**Task brief**
Turn each line of the rows below into a JSON list of strings, with one string per line. Skip blank lines and leave the pictures out.

**Element boundary records**
========================================

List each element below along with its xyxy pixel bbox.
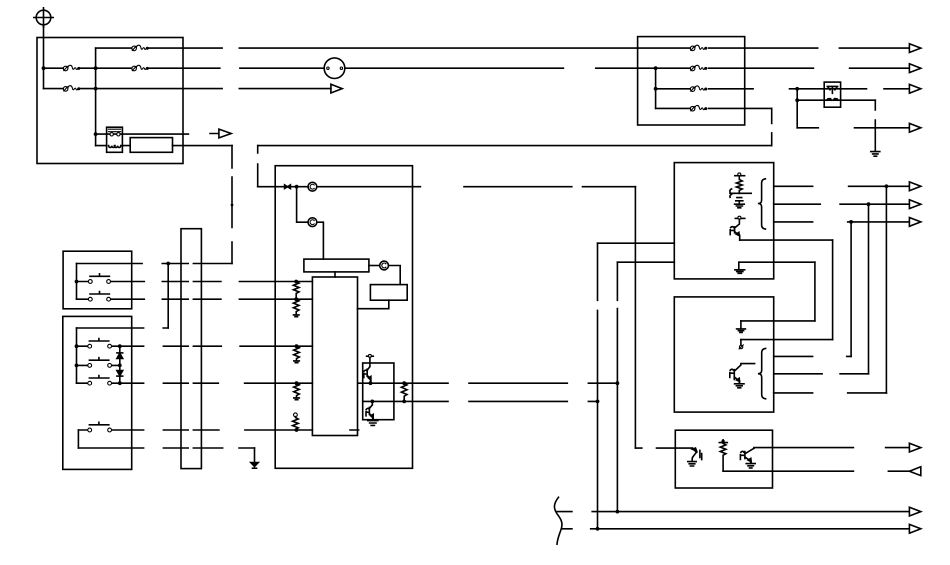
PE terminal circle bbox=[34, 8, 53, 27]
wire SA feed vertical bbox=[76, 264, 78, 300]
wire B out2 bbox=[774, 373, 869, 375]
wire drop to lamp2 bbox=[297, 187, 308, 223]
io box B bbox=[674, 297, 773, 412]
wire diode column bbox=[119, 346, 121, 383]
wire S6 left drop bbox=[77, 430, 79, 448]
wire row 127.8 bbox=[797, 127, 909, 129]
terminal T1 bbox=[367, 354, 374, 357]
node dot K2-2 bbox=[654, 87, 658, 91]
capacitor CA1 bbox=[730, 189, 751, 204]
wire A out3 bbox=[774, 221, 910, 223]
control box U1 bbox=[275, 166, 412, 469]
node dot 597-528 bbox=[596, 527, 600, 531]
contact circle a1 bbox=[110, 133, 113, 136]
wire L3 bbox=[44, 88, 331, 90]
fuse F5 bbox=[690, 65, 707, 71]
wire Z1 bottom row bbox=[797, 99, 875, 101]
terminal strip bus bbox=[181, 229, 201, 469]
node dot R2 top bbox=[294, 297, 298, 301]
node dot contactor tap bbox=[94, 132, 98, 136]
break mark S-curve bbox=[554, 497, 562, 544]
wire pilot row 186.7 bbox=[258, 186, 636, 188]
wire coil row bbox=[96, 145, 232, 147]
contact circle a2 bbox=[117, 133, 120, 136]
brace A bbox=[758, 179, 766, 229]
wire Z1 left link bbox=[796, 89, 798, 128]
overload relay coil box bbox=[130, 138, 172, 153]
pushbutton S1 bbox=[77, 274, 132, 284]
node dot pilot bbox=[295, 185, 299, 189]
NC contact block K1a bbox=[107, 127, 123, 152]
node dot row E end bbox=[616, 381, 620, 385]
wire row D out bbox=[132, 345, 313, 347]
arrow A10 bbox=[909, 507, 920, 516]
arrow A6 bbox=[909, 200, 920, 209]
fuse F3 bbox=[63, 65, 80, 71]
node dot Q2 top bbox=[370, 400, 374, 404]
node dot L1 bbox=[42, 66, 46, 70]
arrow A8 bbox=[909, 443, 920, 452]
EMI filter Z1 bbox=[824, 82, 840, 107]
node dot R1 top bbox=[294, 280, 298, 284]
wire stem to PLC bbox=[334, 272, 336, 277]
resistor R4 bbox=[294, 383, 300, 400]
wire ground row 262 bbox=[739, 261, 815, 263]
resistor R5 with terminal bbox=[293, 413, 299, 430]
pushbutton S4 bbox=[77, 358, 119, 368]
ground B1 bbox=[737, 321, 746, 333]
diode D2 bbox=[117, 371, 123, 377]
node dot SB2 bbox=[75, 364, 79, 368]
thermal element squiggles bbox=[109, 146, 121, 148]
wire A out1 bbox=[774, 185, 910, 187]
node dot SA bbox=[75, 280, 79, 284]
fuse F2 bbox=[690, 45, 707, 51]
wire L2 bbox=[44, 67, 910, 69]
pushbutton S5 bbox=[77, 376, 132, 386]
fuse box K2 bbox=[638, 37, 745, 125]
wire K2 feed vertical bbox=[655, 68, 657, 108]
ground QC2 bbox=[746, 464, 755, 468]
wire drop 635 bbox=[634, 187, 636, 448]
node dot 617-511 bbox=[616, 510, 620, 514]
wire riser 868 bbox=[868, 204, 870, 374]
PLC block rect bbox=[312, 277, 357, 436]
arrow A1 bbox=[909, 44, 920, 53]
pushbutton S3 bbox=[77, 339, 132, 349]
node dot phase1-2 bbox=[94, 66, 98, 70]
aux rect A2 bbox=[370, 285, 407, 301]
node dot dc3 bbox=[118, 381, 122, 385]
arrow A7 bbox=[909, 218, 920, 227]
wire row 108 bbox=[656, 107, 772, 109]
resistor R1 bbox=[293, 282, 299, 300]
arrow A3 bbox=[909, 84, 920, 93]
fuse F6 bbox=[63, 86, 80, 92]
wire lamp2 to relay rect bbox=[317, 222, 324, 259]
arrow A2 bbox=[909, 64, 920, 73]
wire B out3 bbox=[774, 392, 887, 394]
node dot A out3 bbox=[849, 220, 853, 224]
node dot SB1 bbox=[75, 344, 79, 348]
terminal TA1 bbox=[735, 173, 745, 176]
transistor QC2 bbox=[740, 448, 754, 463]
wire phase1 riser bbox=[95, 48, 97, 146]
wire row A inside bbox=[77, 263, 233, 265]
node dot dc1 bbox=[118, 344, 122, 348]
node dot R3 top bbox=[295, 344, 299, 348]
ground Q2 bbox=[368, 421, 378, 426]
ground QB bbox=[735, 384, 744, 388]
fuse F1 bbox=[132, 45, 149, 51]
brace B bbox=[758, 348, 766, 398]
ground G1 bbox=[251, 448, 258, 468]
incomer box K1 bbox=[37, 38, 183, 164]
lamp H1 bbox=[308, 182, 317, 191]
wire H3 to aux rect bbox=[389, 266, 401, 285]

========================================

**Result of the task**
[
  "List each element below along with its xyxy pixel bbox.",
  "PE terminal circle bbox=[34, 8, 53, 27]",
  "wire SA feed vertical bbox=[76, 264, 78, 300]",
  "wire B out2 bbox=[774, 373, 869, 375]",
  "wire drop to lamp2 bbox=[297, 187, 308, 223]",
  "io box B bbox=[674, 297, 773, 412]",
  "wire diode column bbox=[119, 346, 121, 383]",
  "wire S6 left drop bbox=[77, 430, 79, 448]",
  "wire row 127.8 bbox=[797, 127, 909, 129]",
  "terminal T1 bbox=[367, 354, 374, 357]",
  "node dot K2-2 bbox=[654, 87, 658, 91]",
  "capacitor CA1 bbox=[730, 189, 751, 204]",
  "wire A out3 bbox=[774, 221, 910, 223]",
  "control box U1 bbox=[275, 166, 412, 469]",
  "node dot 597-528 bbox=[596, 527, 600, 531]",
  "contact circle a1 bbox=[110, 133, 113, 136]",
  "wire L3 bbox=[44, 88, 331, 90]",
  "fuse F5 bbox=[690, 65, 707, 71]",
  "wire Z1 bottom row bbox=[797, 99, 875, 101]",
  "terminal strip bus bbox=[181, 229, 201, 469]",
  "node dot R2 top bbox=[294, 297, 298, 301]",
  "node dot contactor tap bbox=[94, 132, 98, 136]",
  "break mark S-curve bbox=[554, 497, 562, 544]",
  "wire pilot row 186.7 bbox=[258, 186, 636, 188]",
  "wire coil row bbox=[96, 145, 232, 147]",
  "contact circle a2 bbox=[117, 133, 120, 136]",
  "brace A bbox=[758, 179, 766, 229]",
  "wire Z1 left link bbox=[796, 89, 798, 128]",
  "overload relay coil box bbox=[130, 138, 172, 153]",
  "pushbutton S1 bbox=[77, 274, 132, 284]",
  "node dot pilot bbox=[295, 185, 299, 189]",
  "NC contact block K1a bbox=[107, 127, 123, 152]",
  "node dot row E end bbox=[616, 381, 620, 385]",
  "wire row D out bbox=[132, 345, 313, 347]",
  "arrow A10 bbox=[909, 507, 920, 516]",
  "arrow A6 bbox=[909, 200, 920, 209]",
  "fuse F3 bbox=[63, 65, 80, 71]",
  "node dot Q2 top bbox=[370, 400, 374, 404]",
  "node dot L1 bbox=[42, 66, 46, 70]",
  "arrow A8 bbox=[909, 443, 920, 452]",
  "EMI filter Z1 bbox=[824, 82, 840, 107]",
  "node dot R1 top bbox=[294, 280, 298, 284]",
  "wire stem to PLC bbox=[334, 272, 336, 277]",
  "resistor R4 bbox=[294, 383, 300, 400]",
  "wire ground row 262 bbox=[739, 261, 815, 263]",
  "resistor R5 with terminal bbox=[293, 413, 299, 430]",
  "pushbutton S4 bbox=[77, 358, 119, 368]",
  "ground B1 bbox=[737, 321, 746, 333]",
  "diode D2 bbox=[117, 371, 123, 377]",
  "node dot SB2 bbox=[75, 364, 79, 368]",
  "thermal element squiggles bbox=[109, 146, 121, 148]",
  "wire A out1 bbox=[774, 185, 910, 187]",
  "node dot SA bbox=[75, 280, 79, 284]",
  "fuse F2 bbox=[690, 45, 707, 51]",
  "wire L2 bbox=[44, 67, 910, 69]",
  "pushbutton S5 bbox=[77, 376, 132, 386]",
  "fuse box K2 bbox=[638, 37, 745, 125]",
  "wire K2 feed vertical bbox=[655, 68, 657, 108]",
  "ground QC2 bbox=[746, 464, 755, 468]",
  "wire drop 635 bbox=[634, 187, 636, 448]",
  "node dot 617-511 bbox=[616, 510, 620, 514]",
  "wire riser 868 bbox=[868, 204, 870, 374]",
  "PLC block rect bbox=[312, 277, 357, 436]",
  "arrow A1 bbox=[909, 44, 920, 53]",
  "pushbutton S3 bbox=[77, 339, 132, 349]",
  "node dot phase1-2 bbox=[94, 66, 98, 70]",
  "aux rect A2 bbox=[370, 285, 407, 301]",
  "node dot dc3 bbox=[118, 381, 122, 385]",
  "arrow A7 bbox=[909, 218, 920, 227]",
  "wire row 108 bbox=[656, 107, 772, 109]",
  "resistor R1 bbox=[293, 282, 299, 300]",
  "arrow A3 bbox=[909, 84, 920, 93]",
  "fuse F6 bbox=[63, 86, 80, 92]",
  "wire lamp2 to relay rect bbox=[317, 222, 324, 259]",
  "arrow A2 bbox=[909, 64, 920, 73]",
  "wire B out3 bbox=[774, 392, 887, 394]",
  "node dot A out3 bbox=[849, 220, 853, 224]",
  "node dot SB1 bbox=[75, 344, 79, 348]",
  "terminal TA1 bbox=[735, 173, 745, 176]",
  "transistor QC2 bbox=[740, 448, 754, 463]",
  "wire phase1 riser bbox=[95, 48, 97, 146]",
  "wire row A inside bbox=[77, 263, 233, 265]",
  "node dot dc1 bbox=[118, 344, 122, 348]",
  "node dot R3 top bbox=[295, 344, 299, 348]",
  "ground Q2 bbox=[368, 421, 378, 426]",
  "ground QB bbox=[735, 384, 744, 388]",
  "fuse F1 bbox=[132, 45, 149, 51]",
  "brace B bbox=[758, 348, 766, 398]",
  "ground G1 bbox=[251, 448, 258, 468]",
  "incomer box K1 bbox=[37, 38, 183, 164]",
  "lamp H1 bbox=[308, 182, 317, 191]",
  "wire H3 to aux rect bbox=[389, 266, 401, 285]"
]